▶ [What the task asks]: Search the data for the string "variety" and gather each line it is in.

▶ [Dataset extract]:

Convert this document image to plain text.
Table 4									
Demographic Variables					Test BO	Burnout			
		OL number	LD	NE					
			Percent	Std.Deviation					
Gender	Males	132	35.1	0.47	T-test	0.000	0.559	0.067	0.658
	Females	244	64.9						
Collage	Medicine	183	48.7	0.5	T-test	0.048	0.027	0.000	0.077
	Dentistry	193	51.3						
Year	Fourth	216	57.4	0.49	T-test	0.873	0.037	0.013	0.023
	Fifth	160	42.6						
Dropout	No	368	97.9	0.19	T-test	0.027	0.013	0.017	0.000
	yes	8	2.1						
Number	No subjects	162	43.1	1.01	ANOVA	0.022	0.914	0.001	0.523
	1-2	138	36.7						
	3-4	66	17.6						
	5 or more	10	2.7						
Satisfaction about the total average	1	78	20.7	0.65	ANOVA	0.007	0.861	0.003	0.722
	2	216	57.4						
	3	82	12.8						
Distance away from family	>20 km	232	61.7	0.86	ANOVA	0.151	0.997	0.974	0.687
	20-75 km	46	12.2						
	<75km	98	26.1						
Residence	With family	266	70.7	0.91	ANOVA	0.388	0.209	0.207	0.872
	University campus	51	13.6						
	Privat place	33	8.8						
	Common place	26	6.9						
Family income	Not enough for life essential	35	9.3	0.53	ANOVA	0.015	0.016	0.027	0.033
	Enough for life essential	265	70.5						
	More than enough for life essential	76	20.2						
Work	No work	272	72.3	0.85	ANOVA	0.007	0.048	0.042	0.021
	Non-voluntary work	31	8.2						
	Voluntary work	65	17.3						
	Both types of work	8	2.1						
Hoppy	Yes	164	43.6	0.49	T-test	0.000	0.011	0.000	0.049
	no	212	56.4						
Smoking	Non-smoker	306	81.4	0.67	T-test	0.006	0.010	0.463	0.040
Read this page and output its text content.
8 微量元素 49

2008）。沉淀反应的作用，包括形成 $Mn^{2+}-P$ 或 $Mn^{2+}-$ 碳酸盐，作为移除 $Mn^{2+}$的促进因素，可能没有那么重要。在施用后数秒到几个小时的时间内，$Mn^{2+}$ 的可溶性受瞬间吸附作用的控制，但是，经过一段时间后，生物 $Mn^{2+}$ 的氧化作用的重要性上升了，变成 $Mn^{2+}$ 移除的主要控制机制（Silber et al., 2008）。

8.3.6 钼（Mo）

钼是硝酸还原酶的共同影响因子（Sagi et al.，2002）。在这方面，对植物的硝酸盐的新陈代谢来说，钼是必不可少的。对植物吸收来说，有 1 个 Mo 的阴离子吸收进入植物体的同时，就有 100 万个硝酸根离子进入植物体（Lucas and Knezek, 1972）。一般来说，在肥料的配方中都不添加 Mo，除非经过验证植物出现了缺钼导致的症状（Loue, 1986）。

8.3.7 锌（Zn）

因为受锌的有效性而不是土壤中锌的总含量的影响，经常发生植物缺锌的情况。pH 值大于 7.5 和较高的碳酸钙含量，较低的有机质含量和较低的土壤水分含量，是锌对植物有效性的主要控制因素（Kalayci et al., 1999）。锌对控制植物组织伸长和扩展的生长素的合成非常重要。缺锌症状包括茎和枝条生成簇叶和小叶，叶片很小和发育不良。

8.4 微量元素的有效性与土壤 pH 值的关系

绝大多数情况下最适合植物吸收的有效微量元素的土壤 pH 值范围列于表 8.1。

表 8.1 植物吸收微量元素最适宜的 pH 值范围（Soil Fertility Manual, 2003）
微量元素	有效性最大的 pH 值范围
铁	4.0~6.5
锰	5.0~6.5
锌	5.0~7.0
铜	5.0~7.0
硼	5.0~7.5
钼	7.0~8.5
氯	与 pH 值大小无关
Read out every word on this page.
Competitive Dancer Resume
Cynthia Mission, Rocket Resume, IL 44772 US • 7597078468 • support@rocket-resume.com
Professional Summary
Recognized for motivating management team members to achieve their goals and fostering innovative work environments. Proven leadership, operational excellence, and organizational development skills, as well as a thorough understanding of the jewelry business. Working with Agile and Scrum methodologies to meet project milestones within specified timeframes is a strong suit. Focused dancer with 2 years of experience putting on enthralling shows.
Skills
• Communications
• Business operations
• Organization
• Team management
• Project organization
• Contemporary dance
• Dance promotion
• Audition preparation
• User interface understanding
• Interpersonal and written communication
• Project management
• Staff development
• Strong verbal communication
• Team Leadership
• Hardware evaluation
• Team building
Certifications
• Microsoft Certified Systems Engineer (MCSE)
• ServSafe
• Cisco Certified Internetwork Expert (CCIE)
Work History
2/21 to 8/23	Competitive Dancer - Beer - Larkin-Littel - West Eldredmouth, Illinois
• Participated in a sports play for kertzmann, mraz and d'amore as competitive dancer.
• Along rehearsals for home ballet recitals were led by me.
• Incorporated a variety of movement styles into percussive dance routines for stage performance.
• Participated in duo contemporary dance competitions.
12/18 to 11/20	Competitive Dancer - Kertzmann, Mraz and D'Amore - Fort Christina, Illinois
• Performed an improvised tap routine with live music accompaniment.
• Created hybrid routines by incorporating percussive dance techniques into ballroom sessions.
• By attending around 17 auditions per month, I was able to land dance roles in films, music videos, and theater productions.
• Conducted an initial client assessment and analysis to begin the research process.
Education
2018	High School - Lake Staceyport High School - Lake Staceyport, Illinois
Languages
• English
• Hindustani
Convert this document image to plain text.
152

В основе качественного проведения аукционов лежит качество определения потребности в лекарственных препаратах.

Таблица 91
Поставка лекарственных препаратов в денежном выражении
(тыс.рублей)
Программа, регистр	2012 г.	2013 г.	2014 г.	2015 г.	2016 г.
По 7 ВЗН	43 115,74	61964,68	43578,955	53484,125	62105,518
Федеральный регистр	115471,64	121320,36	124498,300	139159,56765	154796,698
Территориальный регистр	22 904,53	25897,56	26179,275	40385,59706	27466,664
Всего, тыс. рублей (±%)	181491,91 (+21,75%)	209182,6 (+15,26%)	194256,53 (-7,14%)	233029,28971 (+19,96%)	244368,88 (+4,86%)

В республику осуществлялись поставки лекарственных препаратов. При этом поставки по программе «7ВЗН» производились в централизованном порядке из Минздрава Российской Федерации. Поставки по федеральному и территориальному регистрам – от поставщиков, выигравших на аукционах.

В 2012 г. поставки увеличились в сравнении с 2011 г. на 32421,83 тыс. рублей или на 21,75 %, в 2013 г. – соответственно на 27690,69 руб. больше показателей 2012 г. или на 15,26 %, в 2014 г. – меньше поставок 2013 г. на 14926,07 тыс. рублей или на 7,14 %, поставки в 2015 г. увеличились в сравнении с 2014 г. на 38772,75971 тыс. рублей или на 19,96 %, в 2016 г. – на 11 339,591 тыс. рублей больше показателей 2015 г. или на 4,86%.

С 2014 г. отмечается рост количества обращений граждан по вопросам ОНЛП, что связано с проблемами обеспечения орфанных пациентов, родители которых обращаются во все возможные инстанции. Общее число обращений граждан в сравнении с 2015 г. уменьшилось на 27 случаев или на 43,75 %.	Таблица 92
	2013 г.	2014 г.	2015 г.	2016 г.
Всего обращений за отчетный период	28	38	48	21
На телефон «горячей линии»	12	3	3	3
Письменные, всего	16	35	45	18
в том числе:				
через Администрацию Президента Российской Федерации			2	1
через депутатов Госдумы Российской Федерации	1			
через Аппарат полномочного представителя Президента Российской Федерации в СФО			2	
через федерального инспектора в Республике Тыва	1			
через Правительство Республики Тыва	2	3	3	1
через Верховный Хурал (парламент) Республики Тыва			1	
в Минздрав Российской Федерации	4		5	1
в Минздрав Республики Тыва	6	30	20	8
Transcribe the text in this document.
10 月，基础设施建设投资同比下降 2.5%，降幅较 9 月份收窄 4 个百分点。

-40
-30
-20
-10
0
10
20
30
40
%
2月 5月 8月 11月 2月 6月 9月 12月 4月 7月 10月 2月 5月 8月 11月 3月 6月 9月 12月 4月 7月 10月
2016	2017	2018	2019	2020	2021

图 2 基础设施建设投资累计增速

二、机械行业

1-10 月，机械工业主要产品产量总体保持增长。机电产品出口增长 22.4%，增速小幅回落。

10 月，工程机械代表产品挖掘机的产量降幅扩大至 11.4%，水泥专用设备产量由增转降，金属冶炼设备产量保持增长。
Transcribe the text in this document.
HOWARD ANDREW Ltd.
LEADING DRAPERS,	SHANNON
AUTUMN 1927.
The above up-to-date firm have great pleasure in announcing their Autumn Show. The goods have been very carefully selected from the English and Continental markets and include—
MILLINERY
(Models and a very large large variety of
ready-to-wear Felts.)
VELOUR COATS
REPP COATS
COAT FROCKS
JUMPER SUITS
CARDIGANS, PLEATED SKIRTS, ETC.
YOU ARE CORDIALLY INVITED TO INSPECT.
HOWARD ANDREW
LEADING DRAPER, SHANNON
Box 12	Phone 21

▶ [Task result]:
• Incorporated a variety of movement styles into percussive dance routines for stage performance.
(Models and a very large large variety of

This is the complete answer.